Stated goal> Could you reproduce the listing below verbatim, from its first line through the line containing "104, 313, 149]", including both of those lines?

Exercise material>
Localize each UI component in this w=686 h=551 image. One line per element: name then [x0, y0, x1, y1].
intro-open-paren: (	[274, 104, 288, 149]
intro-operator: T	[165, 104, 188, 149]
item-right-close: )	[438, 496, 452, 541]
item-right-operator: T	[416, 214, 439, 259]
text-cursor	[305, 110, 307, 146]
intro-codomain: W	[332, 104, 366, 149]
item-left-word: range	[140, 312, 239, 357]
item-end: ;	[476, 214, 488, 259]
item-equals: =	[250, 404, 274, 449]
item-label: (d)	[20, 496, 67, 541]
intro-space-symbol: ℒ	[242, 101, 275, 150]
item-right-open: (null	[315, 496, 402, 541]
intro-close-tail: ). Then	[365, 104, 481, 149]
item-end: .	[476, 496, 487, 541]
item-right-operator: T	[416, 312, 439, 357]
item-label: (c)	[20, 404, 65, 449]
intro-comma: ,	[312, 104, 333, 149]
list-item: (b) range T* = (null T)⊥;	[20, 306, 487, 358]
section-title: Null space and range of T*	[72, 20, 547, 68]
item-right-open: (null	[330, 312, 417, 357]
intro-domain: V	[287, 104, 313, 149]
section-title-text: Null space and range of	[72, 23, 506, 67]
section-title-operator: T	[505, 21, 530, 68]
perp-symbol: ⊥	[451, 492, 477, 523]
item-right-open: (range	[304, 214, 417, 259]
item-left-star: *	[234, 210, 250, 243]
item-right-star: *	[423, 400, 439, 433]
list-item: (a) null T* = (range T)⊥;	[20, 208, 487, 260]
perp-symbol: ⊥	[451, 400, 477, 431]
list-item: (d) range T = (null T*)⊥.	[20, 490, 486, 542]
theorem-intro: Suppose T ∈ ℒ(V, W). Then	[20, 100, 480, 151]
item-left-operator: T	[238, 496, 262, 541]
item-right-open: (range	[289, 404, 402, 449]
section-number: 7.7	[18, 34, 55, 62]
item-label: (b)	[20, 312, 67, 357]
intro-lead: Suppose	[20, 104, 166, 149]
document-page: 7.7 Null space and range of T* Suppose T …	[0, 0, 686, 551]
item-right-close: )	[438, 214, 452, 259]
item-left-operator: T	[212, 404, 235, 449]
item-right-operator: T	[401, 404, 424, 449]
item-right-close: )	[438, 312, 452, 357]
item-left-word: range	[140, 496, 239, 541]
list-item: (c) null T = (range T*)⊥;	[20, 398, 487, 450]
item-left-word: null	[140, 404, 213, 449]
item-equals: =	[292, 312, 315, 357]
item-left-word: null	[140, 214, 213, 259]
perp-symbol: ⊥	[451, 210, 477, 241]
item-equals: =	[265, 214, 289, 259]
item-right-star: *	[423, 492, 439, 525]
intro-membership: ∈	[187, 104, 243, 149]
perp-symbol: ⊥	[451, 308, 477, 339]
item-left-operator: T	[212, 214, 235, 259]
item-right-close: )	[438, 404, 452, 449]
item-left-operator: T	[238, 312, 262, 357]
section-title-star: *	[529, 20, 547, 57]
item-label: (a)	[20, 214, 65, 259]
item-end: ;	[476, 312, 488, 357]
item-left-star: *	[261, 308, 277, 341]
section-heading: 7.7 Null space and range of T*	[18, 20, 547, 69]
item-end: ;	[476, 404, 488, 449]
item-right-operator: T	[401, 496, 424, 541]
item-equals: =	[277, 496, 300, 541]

Expected answer>
Localize each UI component in this w=686 h=551 image. One line per element: name then [x0, y0, x1, y1].
intro-open-paren: (	[274, 104, 288, 149]
intro-operator: T	[165, 104, 188, 149]
item-right-close: )	[438, 496, 452, 541]
item-right-operator: T	[416, 214, 439, 259]
text-cursor	[305, 110, 307, 146]
intro-codomain: W	[332, 104, 366, 149]
item-left-word: range	[140, 312, 239, 357]
item-end: ;	[476, 214, 488, 259]
item-equals: =	[250, 404, 274, 449]
item-label: (d)	[20, 496, 67, 541]
intro-space-symbol: ℒ	[242, 101, 275, 150]
item-right-open: (null	[315, 496, 402, 541]
intro-close-tail: ). Then	[365, 104, 481, 149]
item-end: .	[476, 496, 487, 541]
item-right-operator: T	[416, 312, 439, 357]
item-label: (c)	[20, 404, 65, 449]
intro-comma: ,	[312, 104, 333, 149]
list-item: (b) range T* = (null T)⊥;	[20, 306, 487, 358]
section-title: Null space and range of T*	[72, 20, 547, 68]
item-right-open: (null	[330, 312, 417, 357]
intro-domain: V	[287, 104, 313, 149]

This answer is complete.